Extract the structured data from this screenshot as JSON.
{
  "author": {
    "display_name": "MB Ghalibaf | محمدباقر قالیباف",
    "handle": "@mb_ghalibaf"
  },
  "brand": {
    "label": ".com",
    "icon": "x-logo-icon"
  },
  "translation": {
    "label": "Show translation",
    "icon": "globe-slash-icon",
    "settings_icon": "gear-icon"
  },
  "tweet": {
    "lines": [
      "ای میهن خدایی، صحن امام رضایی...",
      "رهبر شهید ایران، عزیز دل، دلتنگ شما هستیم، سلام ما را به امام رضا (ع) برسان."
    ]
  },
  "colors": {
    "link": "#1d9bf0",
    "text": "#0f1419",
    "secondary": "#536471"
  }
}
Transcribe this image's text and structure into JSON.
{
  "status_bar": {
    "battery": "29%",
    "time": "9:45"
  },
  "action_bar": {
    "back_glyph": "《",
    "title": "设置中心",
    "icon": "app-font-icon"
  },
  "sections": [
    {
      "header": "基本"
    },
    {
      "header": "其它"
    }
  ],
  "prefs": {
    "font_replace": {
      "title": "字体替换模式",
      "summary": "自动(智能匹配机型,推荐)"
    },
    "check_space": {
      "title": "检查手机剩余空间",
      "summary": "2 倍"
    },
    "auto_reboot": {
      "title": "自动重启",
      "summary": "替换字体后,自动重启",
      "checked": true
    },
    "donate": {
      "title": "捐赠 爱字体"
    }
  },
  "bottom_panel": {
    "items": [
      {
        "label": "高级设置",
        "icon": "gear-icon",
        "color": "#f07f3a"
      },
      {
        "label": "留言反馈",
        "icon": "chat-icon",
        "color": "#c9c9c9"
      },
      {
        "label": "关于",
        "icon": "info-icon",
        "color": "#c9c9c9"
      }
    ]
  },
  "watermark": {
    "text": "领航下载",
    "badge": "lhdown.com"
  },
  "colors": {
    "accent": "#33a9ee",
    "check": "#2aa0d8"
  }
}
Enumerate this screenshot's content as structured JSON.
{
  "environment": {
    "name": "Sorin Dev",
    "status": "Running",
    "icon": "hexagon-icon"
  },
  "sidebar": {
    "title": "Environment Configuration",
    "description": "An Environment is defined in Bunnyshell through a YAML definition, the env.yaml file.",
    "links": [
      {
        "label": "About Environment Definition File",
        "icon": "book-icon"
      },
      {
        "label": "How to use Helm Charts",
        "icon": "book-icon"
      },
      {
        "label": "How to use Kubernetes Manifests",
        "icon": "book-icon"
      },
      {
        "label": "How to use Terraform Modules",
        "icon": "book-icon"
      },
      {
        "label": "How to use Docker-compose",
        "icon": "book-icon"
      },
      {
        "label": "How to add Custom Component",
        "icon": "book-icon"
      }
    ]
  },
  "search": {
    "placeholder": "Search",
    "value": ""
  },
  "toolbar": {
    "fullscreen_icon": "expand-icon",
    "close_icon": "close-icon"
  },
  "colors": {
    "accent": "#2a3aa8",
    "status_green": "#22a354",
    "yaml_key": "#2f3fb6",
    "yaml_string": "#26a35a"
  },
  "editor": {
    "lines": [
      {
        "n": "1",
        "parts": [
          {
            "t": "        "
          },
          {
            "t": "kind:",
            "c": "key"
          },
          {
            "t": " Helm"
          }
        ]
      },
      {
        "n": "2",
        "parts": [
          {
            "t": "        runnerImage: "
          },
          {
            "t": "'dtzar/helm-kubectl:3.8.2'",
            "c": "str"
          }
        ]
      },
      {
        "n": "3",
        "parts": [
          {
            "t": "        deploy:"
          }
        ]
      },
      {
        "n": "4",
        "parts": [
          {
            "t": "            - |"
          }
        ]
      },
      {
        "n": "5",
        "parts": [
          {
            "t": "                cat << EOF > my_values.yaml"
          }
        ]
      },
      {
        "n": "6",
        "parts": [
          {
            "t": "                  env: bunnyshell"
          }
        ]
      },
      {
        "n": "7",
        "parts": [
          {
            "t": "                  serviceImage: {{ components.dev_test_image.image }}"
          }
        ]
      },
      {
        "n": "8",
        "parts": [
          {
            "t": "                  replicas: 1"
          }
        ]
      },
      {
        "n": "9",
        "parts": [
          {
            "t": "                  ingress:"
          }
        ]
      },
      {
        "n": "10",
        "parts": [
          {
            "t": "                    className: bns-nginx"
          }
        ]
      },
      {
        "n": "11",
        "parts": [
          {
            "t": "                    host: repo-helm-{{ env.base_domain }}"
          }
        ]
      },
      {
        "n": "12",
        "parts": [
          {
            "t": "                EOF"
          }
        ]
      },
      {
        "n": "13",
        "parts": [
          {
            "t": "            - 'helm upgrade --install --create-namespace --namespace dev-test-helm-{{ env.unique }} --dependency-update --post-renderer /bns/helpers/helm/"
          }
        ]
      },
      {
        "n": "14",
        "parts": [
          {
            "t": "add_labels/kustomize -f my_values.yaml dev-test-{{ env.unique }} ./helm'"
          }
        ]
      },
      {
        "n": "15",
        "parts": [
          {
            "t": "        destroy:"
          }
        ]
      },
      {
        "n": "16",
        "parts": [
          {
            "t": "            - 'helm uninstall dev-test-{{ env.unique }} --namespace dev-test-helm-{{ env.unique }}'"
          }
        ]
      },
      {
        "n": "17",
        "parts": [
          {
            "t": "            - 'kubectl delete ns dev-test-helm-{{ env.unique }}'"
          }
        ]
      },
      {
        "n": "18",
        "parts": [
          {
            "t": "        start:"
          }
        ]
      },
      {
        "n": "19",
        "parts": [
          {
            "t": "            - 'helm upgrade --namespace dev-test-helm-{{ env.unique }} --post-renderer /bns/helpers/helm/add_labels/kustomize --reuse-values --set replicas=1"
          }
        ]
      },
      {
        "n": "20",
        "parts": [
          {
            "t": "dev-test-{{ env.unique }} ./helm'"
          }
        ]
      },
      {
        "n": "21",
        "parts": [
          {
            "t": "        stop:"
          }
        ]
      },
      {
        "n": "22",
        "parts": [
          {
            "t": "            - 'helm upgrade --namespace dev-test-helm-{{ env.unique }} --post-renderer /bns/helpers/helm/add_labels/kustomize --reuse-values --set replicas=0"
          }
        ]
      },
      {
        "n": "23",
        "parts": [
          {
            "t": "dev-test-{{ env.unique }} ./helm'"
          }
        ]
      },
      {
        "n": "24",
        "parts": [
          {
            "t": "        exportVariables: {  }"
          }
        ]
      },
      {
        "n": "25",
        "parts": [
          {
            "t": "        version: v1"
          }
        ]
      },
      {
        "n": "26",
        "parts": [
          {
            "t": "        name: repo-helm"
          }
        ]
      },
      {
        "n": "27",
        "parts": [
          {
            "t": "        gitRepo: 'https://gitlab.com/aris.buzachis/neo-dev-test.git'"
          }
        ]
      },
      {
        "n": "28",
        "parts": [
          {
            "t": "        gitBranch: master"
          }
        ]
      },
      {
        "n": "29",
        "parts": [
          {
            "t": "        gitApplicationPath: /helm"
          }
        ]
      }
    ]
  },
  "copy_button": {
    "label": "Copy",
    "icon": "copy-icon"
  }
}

- **Exercise prompt**: Search the records for the word "upgrade", then list every line that has it.

- **Task solution**:
            "t": "            - 'helm upgrade --install --create-namespace --namespace dev-test-helm-{{ env.unique }} --dependency-update --post-renderer /bns/helpers/helm/"
            "t": "            - 'helm upgrade --namespace dev-test-helm-{{ env.unique }} --post-renderer /bns/helpers/helm/add_labels/kustomize --reuse-values --set replicas=1"
            "t": "            - 'helm upgrade --namespace dev-test-helm-{{ env.unique }} --post-renderer /bns/helpers/helm/add_labels/kustomize --reuse-values --set replicas=0"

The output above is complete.